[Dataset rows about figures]

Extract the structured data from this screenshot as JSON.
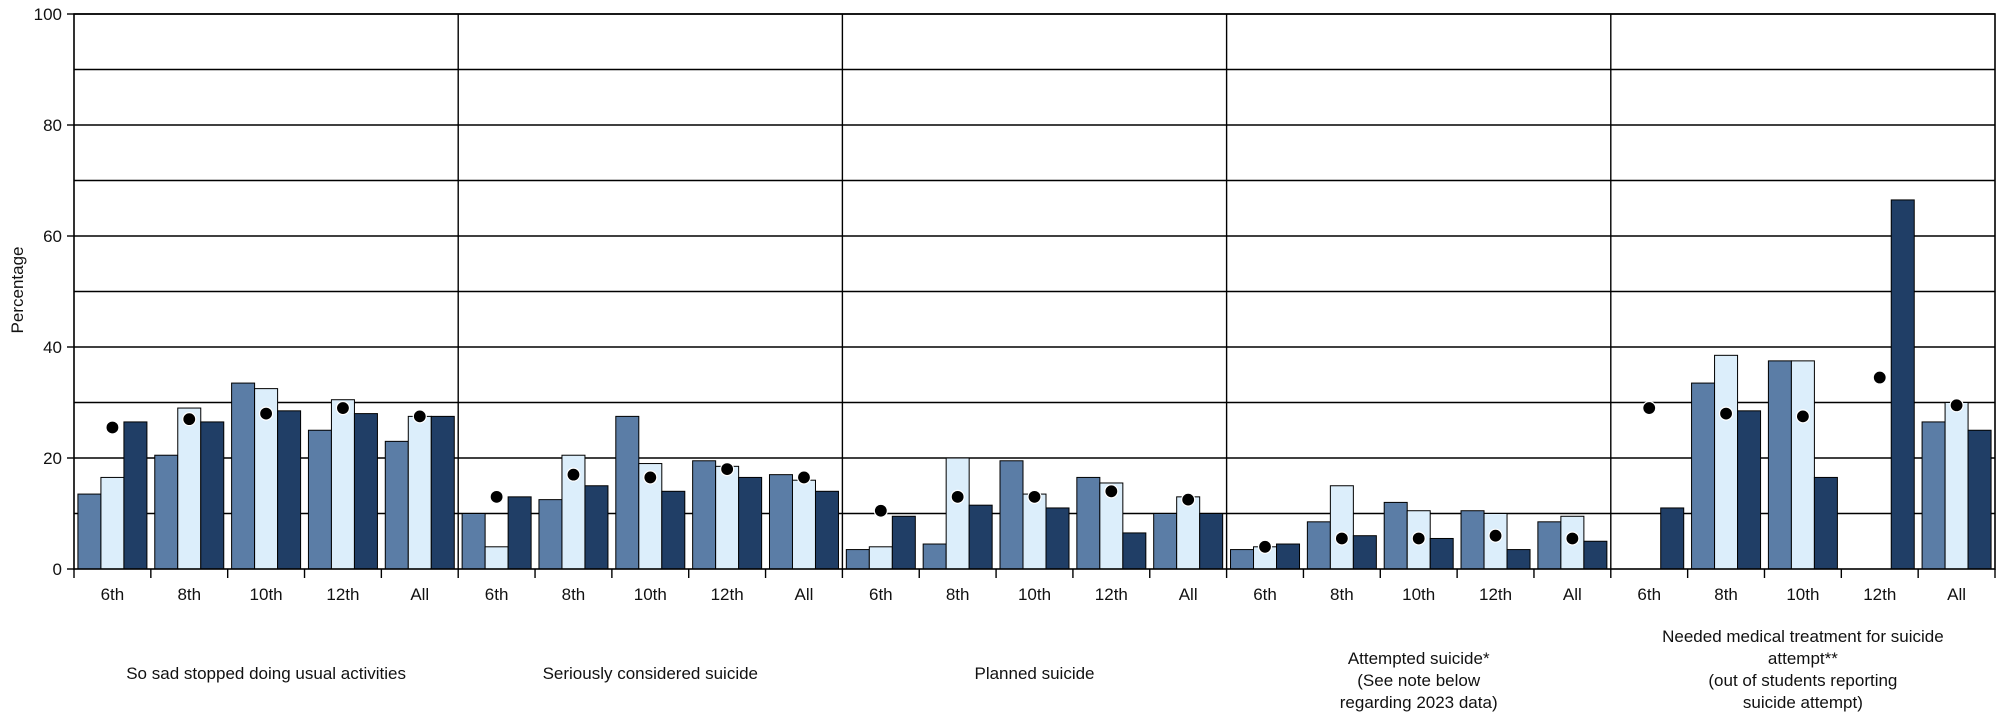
{
  "chart_data": {
    "type": "bar",
    "ylabel": "Percentage",
    "ylim": [
      0,
      100
    ],
    "yticks": [
      "0",
      "20",
      "40",
      "60",
      "80",
      "100"
    ],
    "grid": true,
    "grid_step": 10,
    "grades": [
      "6th",
      "8th",
      "10th",
      "12th",
      "All"
    ],
    "series_colors": [
      "#5B7DA6",
      "#DCEEFB",
      "#203E66"
    ],
    "marker_color": "#000000",
    "groups": [
      {
        "label": [
          "So sad stopped doing usual activities"
        ],
        "values": [
          [
            13.5,
            16.5,
            26.5
          ],
          [
            20.5,
            29,
            26.5
          ],
          [
            33.5,
            32.5,
            28.5
          ],
          [
            25,
            30.5,
            28
          ],
          [
            23,
            27.5,
            27.5
          ]
        ],
        "markers": [
          25.5,
          27,
          28,
          29,
          27.5
        ]
      },
      {
        "label": [
          "Seriously considered suicide"
        ],
        "values": [
          [
            10,
            4,
            13
          ],
          [
            12.5,
            20.5,
            15
          ],
          [
            27.5,
            19,
            14
          ],
          [
            19.5,
            18.5,
            16.5
          ],
          [
            17,
            16,
            14
          ]
        ],
        "markers": [
          13,
          17,
          16.5,
          18,
          16.5
        ]
      },
      {
        "label": [
          "Planned suicide"
        ],
        "values": [
          [
            3.5,
            4,
            9.5
          ],
          [
            4.5,
            20,
            11.5
          ],
          [
            19.5,
            13.5,
            11
          ],
          [
            16.5,
            15.5,
            6.5
          ],
          [
            10,
            13,
            10
          ]
        ],
        "markers": [
          10.5,
          13,
          13,
          14,
          12.5
        ]
      },
      {
        "label": [
          "Attempted suicide*",
          "(See note below",
          "regarding 2023 data)"
        ],
        "values": [
          [
            3.5,
            4,
            4.5
          ],
          [
            8.5,
            15,
            6
          ],
          [
            12,
            10.5,
            5.5
          ],
          [
            10.5,
            10,
            3.5
          ],
          [
            8.5,
            9.5,
            5
          ]
        ],
        "markers": [
          4,
          5.5,
          5.5,
          6,
          5.5
        ]
      },
      {
        "label": [
          "Needed medical treatment for suicide",
          "attempt**",
          "(out of students reporting",
          "suicide attempt)"
        ],
        "values": [
          [
            0,
            0,
            11
          ],
          [
            33.5,
            38.5,
            28.5
          ],
          [
            37.5,
            37.5,
            16.5
          ],
          [
            0,
            0,
            66.5
          ],
          [
            26.5,
            30,
            25
          ]
        ],
        "markers": [
          29,
          28,
          27.5,
          34.5,
          29.5
        ]
      }
    ]
  }
}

> **Written exercise**
Without including any pictures, output all the entries above exactly.

> **Reply to the exercise**
Extract the structured data from this screenshot as JSON.
{
  "chart_data": {
    "type": "bar",
    "ylabel": "Percentage",
    "ylim": [
      0,
      100
    ],
    "yticks": [
      "0",
      "20",
      "40",
      "60",
      "80",
      "100"
    ],
    "grid": true,
    "grid_step": 10,
    "grades": [
      "6th",
      "8th",
      "10th",
      "12th",
      "All"
    ],
    "series_colors": [
      "#5B7DA6",
      "#DCEEFB",
      "#203E66"
    ],
    "marker_color": "#000000",
    "groups": [
      {
        "label": [
          "So sad stopped doing usual activities"
        ],
        "values": [
          [
            13.5,
            16.5,
            26.5
          ],
          [
            20.5,
            29,
            26.5
          ],
          [
            33.5,
            32.5,
            28.5
          ],
          [
            25,
            30.5,
            28
          ],
          [
            23,
            27.5,
            27.5
          ]
        ],
        "markers": [
          25.5,
          27,
          28,
          29,
          27.5
        ]
      },
      {
        "label": [
          "Seriously considered suicide"
        ],
        "values": [
          [
            10,
            4,
            13
          ],
          [
            12.5,
            20.5,
            15
          ],
          [
            27.5,
            19,
            14
          ],
          [
            19.5,
            18.5,
            16.5
          ],
          [
            17,
            16,
            14
          ]
        ],
        "markers": [
          13,
          17,
          16.5,
          18,
          16.5
        ]
      },
      {
        "label": [
          "Planned suicide"
        ],
        "values": [
          [
            3.5,
            4,
            9.5
          ],
          [
            4.5,
            20,
            11.5
          ],
          [
            19.5,
            13.5,
            11
          ],
          [
            16.5,
            15.5,
            6.5
          ],
          [
            10,
            13,
            10
          ]
        ],
        "markers": [
          10.5,
          13,
          13,
          14,
          12.5
        ]
      },
      {
        "label": [
          "Attempted suicide*",
          "(See note below",
          "regarding 2023 data)"
        ],
        "values": [
          [
            3.5,
            4,
            4.5
          ],
          [
            8.5,
            15,
            6
          ],
          [
            12,
            10.5,
            5.5
          ],
          [
            10.5,
            10,
            3.5
          ],
          [
            8.5,
            9.5,
            5
          ]
        ],
        "markers": [
          4,
          5.5,
          5.5,
          6,
          5.5
        ]
      },
      {
        "label": [
          "Needed medical treatment for suicide",
          "attempt**",
          "(out of students reporting",
          "suicide attempt)"
        ],
        "values": [
          [
            0,
            0,
            11
          ],
          [
            33.5,
            38.5,
            28.5
          ],
          [
            37.5,
            37.5,
            16.5
          ],
          [
            0,
            0,
            66.5
          ],
          [
            26.5,
            30,
            25
          ]
        ],
        "markers": [
          29,
          28,
          27.5,
          34.5,
          29.5
        ]
      }
    ]
  }
}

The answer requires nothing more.